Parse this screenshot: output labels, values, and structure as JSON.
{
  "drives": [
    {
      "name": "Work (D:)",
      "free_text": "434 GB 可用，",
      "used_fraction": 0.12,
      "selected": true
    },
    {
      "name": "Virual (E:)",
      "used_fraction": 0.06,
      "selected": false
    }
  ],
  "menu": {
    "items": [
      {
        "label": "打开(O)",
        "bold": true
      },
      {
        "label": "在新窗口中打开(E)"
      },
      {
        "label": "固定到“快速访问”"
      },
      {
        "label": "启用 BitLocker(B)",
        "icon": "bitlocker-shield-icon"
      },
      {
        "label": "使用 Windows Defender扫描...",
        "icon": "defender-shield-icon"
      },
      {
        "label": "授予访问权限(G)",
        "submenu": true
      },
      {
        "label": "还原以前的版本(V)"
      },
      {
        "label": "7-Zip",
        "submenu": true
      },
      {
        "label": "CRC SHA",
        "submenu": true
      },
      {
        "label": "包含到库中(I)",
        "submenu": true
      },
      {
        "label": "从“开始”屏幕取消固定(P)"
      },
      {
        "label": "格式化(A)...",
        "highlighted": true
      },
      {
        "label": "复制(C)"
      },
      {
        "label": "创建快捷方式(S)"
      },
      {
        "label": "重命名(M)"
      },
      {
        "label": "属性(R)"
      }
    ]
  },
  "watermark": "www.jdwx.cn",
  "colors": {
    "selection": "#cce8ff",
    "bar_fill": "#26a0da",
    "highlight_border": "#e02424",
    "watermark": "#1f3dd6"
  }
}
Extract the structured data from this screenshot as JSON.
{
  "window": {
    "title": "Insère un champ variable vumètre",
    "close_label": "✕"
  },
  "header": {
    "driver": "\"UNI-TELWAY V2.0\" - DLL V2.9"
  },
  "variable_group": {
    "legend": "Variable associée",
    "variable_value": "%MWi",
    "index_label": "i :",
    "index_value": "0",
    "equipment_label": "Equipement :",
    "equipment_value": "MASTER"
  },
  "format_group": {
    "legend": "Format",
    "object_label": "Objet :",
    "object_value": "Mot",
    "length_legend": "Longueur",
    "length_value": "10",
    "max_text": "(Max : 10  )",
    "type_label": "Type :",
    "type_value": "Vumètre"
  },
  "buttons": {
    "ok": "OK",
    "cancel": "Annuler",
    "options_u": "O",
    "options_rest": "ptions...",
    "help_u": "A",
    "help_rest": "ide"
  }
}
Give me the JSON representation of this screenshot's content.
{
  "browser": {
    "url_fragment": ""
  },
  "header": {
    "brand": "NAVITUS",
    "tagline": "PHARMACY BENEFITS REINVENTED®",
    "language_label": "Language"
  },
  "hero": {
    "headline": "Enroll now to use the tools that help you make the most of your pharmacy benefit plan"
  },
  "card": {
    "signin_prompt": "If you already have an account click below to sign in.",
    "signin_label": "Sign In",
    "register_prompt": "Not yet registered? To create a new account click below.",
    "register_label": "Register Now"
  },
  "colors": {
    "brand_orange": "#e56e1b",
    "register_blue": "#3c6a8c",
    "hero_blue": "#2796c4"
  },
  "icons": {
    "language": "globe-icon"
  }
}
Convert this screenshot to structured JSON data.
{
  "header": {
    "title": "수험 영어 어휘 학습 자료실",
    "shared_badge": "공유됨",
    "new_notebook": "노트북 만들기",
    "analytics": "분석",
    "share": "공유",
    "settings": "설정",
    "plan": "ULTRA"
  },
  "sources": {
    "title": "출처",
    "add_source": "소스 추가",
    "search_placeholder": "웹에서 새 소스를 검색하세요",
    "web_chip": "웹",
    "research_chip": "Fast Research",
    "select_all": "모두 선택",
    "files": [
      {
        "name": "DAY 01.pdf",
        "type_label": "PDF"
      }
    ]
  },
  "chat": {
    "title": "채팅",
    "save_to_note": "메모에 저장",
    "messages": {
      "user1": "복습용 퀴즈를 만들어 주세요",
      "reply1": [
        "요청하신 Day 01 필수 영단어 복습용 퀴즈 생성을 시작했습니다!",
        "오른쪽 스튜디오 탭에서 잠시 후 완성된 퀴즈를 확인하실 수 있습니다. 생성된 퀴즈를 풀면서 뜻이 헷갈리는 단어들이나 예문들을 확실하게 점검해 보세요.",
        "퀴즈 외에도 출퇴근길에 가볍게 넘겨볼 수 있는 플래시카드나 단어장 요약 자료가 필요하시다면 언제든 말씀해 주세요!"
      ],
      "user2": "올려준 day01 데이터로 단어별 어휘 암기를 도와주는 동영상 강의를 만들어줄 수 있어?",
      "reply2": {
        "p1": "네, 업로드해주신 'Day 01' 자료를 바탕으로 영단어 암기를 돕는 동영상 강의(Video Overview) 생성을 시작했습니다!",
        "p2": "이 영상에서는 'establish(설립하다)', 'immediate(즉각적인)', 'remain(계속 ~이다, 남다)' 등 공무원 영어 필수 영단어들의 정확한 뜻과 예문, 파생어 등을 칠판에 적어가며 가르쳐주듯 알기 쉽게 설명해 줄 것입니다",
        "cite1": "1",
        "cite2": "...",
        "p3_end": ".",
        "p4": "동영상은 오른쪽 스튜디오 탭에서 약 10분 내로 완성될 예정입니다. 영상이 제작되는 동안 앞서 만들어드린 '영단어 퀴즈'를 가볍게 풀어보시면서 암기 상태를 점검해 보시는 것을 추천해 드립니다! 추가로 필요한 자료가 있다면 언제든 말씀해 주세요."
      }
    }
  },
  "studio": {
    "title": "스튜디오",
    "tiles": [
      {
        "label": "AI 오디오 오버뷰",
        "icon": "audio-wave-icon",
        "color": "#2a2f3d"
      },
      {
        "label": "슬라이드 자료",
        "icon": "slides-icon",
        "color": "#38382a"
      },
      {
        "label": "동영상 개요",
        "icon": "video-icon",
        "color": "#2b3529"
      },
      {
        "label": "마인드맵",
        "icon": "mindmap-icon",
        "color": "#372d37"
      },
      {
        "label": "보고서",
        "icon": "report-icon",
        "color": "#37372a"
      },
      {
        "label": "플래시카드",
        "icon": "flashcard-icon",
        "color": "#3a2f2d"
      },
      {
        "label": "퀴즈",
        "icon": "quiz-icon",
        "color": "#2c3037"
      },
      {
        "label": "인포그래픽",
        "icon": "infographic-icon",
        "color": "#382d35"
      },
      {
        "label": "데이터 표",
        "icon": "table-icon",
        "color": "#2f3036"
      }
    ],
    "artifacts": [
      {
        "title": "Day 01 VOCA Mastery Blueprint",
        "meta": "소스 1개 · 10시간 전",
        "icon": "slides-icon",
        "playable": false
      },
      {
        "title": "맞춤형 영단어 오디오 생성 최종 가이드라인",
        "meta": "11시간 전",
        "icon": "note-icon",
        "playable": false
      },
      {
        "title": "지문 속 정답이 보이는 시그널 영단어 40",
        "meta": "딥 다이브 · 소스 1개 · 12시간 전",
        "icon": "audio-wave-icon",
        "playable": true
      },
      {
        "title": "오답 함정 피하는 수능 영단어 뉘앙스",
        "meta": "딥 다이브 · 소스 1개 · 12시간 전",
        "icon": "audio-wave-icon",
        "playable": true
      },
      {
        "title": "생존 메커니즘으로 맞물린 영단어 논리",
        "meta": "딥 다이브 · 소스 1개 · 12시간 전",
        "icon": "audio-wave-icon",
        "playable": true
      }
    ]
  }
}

■ ■ ■

What to produce: Your task is to quote the listing above word for word.

Written response:
Parse this screenshot: output labels, values, and structure as JSON.
{
  "drives": [
    {
      "name": "Work (D:)",
      "free_text": "434 GB 可用，",
      "used_fraction": 0.12,
      "selected": true
    },
    {
      "name": "Virual (E:)",
      "used_fraction": 0.06,
      "selected": false
    }
  ],
  "menu": {
    "items": [
      {
        "label": "打开(O)",
        "bold": true
      },
      {
        "label": "在新窗口中打开(E)"
      },
      {
        "label": "固定到“快速访问”"
      },
      {
        "label": "启用 BitLocker(B)",
        "icon": "bitlocker-shield-icon"
      },
      {
        "label": "使用 Windows Defender扫描...",
        "icon": "defender-shield-icon"
      },
      {
        "label": "授予访问权限(G)",
        "submenu": true
      },
      {
        "label": "还原以前的版本(V)"
      },
      {
        "label": "7-Zip",
        "submenu": true
      },
      {
        "label": "CRC SHA",
        "submenu": true
      },
      {
        "label": "包含到库中(I)",
        "submenu": true
      },
      {
        "label": "从“开始”屏幕取消固定(P)"
      },
      {
        "label": "格式化(A)...",
        "highlighted": true
      },
      {
        "label": "复制(C)"
      },
      {
        "label": "创建快捷方式(S)"
      },
      {
        "label": "重命名(M)"
      },
      {
        "label": "属性(R)"
      }
    ]
  },
  "watermark": "www.jdwx.cn",
  "colors": {
    "selection": "#cce8ff",
    "bar_fill": "#26a0da",
    "highlight_border": "#e02424",
    "watermark": "#1f3dd6"
  }
}
Extract the structured data from this screenshot as JSON.
{
  "window": {
    "title": "Insère un champ variable vumètre",
    "close_label": "✕"
  },
  "header": {
    "driver": "\"UNI-TELWAY V2.0\" - DLL V2.9"
  },
  "variable_group": {
    "legend": "Variable associée",
    "variable_value": "%MWi",
    "index_label": "i :",
    "index_value": "0",
    "equipment_label": "Equipement :",
    "equipment_value": "MASTER"
  },
  "format_group": {
    "legend": "Format",
    "object_label": "Objet :",
    "object_value": "Mot",
    "length_legend": "Longueur",
    "length_value": "10",
    "max_text": "(Max : 10  )",
    "type_label": "Type :",
    "type_value": "Vumètre"
  },
  "buttons": {
    "ok": "OK",
    "cancel": "Annuler",
    "options_u": "O",
    "options_rest": "ptions...",
    "help_u": "A",
    "help_rest": "ide"
  }
}
Give me the JSON representation of this screenshot's content.
{
  "browser": {
    "url_fragment": ""
  },
  "header": {
    "brand": "NAVITUS",
    "tagline": "PHARMACY BENEFITS REINVENTED®",
    "language_label": "Language"
  },
  "hero": {
    "headline": "Enroll now to use the tools that help you make the most of your pharmacy benefit plan"
  },
  "card": {
    "signin_prompt": "If you already have an account click below to sign in.",
    "signin_label": "Sign In",
    "register_prompt": "Not yet registered? To create a new account click below.",
    "register_label": "Register Now"
  },
  "colors": {
    "brand_orange": "#e56e1b",
    "register_blue": "#3c6a8c",
    "hero_blue": "#2796c4"
  },
  "icons": {
    "language": "globe-icon"
  }
}
Convert this screenshot to structured JSON data.
{
  "header": {
    "title": "수험 영어 어휘 학습 자료실",
    "shared_badge": "공유됨",
    "new_notebook": "노트북 만들기",
    "analytics": "분석",
    "share": "공유",
    "settings": "설정",
    "plan": "ULTRA"
  },
  "sources": {
    "title": "출처",
    "add_source": "소스 추가",
    "search_placeholder": "웹에서 새 소스를 검색하세요",
    "web_chip": "웹",
    "research_chip": "Fast Research",
    "select_all": "모두 선택",
    "files": [
      {
        "name": "DAY 01.pdf",
        "type_label": "PDF"
      }
    ]
  },
  "chat": {
    "title": "채팅",
    "save_to_note": "메모에 저장",
    "messages": {
      "user1": "복습용 퀴즈를 만들어 주세요",
      "reply1": [
        "요청하신 Day 01 필수 영단어 복습용 퀴즈 생성을 시작했습니다!",
        "오른쪽 스튜디오 탭에서 잠시 후 완성된 퀴즈를 확인하실 수 있습니다. 생성된 퀴즈를 풀면서 뜻이 헷갈리는 단어들이나 예문들을 확실하게 점검해 보세요.",
        "퀴즈 외에도 출퇴근길에 가볍게 넘겨볼 수 있는 플래시카드나 단어장 요약 자료가 필요하시다면 언제든 말씀해 주세요!"
      ],
      "user2": "올려준 day01 데이터로 단어별 어휘 암기를 도와주는 동영상 강의를 만들어줄 수 있어?",
      "reply2": {
        "p1": "네, 업로드해주신 'Day 01' 자료를 바탕으로 영단어 암기를 돕는 동영상 강의(Video Overview) 생성을 시작했습니다!",
        "p2": "이 영상에서는 'establish(설립하다)', 'immediate(즉각적인)', 'remain(계속 ~이다, 남다)' 등 공무원 영어 필수 영단어들의 정확한 뜻과 예문, 파생어 등을 칠판에 적어가며 가르쳐주듯 알기 쉽게 설명해 줄 것입니다",
        "cite1": "1",
        "cite2": "...",
        "p3_end": ".",
        "p4": "동영상은 오른쪽 스튜디오 탭에서 약 10분 내로 완성될 예정입니다. 영상이 제작되는 동안 앞서 만들어드린 '영단어 퀴즈'를 가볍게 풀어보시면서 암기 상태를 점검해 보시는 것을 추천해 드립니다! 추가로 필요한 자료가 있다면 언제든 말씀해 주세요."
      }
    }
  },
  "studio": {
    "title": "스튜디오",
    "tiles": [
      {
        "label": "AI 오디오 오버뷰",
        "icon": "audio-wave-icon",
        "color": "#2a2f3d"
      },
      {
        "label": "슬라이드 자료",
        "icon": "slides-icon",
        "color": "#38382a"
      },
      {
        "label": "동영상 개요",
        "icon": "video-icon",
        "color": "#2b3529"
      },
      {
        "label": "마인드맵",
        "icon": "mindmap-icon",
        "color": "#372d37"
      },
      {
        "label": "보고서",
        "icon": "report-icon",
        "color": "#37372a"
      },
      {
        "label": "플래시카드",
        "icon": "flashcard-icon",
        "color": "#3a2f2d"
      },
      {
        "label": "퀴즈",
        "icon": "quiz-icon",
        "color": "#2c3037"
      },
      {
        "label": "인포그래픽",
        "icon": "infographic-icon",
        "color": "#382d35"
      },
      {
        "label": "데이터 표",
        "icon": "table-icon",
        "color": "#2f3036"
      }
    ],
    "artifacts": [
      {
        "title": "Day 01 VOCA Mastery Blueprint",
        "meta": "소스 1개 · 10시간 전",
        "icon": "slides-icon",
        "playable": false
      },
      {
        "title": "맞춤형 영단어 오디오 생성 최종 가이드라인",
        "meta": "11시간 전",
        "icon": "note-icon",
        "playable": false
      },
      {
        "title": "지문 속 정답이 보이는 시그널 영단어 40",
        "meta": "딥 다이브 · 소스 1개 · 12시간 전",
        "icon": "audio-wave-icon",
        "playable": true
      },
      {
        "title": "오답 함정 피하는 수능 영단어 뉘앙스",
        "meta": "딥 다이브 · 소스 1개 · 12시간 전",
        "icon": "audio-wave-icon",
        "playable": true
      },
      {
        "title": "생존 메커니즘으로 맞물린 영단어 논리",
        "meta": "딥 다이브 · 소스 1개 · 12시간 전",
        "icon": "audio-wave-icon",
        "playable": true
      }
    ]
  }
}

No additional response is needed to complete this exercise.